■ YOUR INSTRUCTIONS ■
Below are some records; retype all of them exactly.

■ DATASET EXTRACT ■
## BEGIN

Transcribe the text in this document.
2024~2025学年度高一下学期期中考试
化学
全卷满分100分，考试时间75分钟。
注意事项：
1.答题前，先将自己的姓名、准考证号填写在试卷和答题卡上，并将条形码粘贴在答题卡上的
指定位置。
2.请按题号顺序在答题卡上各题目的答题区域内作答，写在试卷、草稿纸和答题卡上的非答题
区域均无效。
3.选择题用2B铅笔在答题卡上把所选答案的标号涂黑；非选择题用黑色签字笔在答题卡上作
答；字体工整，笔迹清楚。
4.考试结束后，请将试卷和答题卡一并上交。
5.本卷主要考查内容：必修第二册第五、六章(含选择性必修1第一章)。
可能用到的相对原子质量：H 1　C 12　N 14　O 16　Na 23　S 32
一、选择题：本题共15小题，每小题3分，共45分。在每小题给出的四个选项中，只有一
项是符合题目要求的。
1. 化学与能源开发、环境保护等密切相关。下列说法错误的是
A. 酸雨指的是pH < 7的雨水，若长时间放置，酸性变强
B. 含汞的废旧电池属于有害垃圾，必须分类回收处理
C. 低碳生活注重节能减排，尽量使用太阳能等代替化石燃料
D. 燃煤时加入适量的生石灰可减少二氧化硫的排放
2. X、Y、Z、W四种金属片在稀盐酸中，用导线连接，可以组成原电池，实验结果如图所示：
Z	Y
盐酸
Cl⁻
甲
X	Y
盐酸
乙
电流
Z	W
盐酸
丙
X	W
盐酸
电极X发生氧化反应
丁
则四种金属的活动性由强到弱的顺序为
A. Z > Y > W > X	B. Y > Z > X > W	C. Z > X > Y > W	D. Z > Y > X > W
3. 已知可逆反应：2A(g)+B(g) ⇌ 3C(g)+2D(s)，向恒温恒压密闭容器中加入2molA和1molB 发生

## END

■ RESPONSE TO THIS TASK ■
Transcribe the text in this document.
2024~2025学年度高一下学期期中考试
化学
全卷满分100分，考试时间75分钟。
注意事项：
1.答题前，先将自己的姓名、准考证号填写在试卷和答题卡上，并将条形码粘贴在答题卡上的
指定位置。
2.请按题号顺序在答题卡上各题目的答题区域内作答，写在试卷、草稿纸和答题卡上的非答题
区域均无效。
3.选择题用2B铅笔在答题卡上把所选答案的标号涂黑；非选择题用黑色签字笔在答题卡上作
答；字体工整，笔迹清楚。
4.考试结束后，请将试卷和答题卡一并上交。
5.本卷主要考查内容：必修第二册第五、六章(含选择性必修1第一章)。
可能用到的相对原子质量：H 1　C 12　N 14　O 16　Na 23　S 32
一、选择题：本题共15小题，每小题3分，共45分。在每小题给出的四个选项中，只有一
项是符合题目要求的。
1. 化学与能源开发、环境保护等密切相关。下列说法错误的是
A. 酸雨指的是pH < 7的雨水，若长时间放置，酸性变强
B. 含汞的废旧电池属于有害垃圾，必须分类回收处理
C. 低碳生活注重节能减排，尽量使用太阳能等代替化石燃料
D. 燃煤时加入适量的生石灰可减少二氧化硫的排放
2. X、Y、Z、W四种金属片在稀盐酸中，用导线连接，可以组成原电池，实验结果如图所示：
Z	Y
盐酸
Cl⁻
甲
X	Y
盐酸
乙
电流
Z	W
盐酸
丙
X	W
盐酸
电极X发生氧化反应
丁
则四种金属的活动性由强到弱的顺序为
A. Z > Y > W > X	B. Y > Z > X > W	C. Z > X > Y > W	D. Z > Y > X > W
3. 已知可逆反应：2A(g)+B(g) ⇌ 3C(g)+2D(s)，向恒温恒压密闭容器中加入2molA和1molB 发生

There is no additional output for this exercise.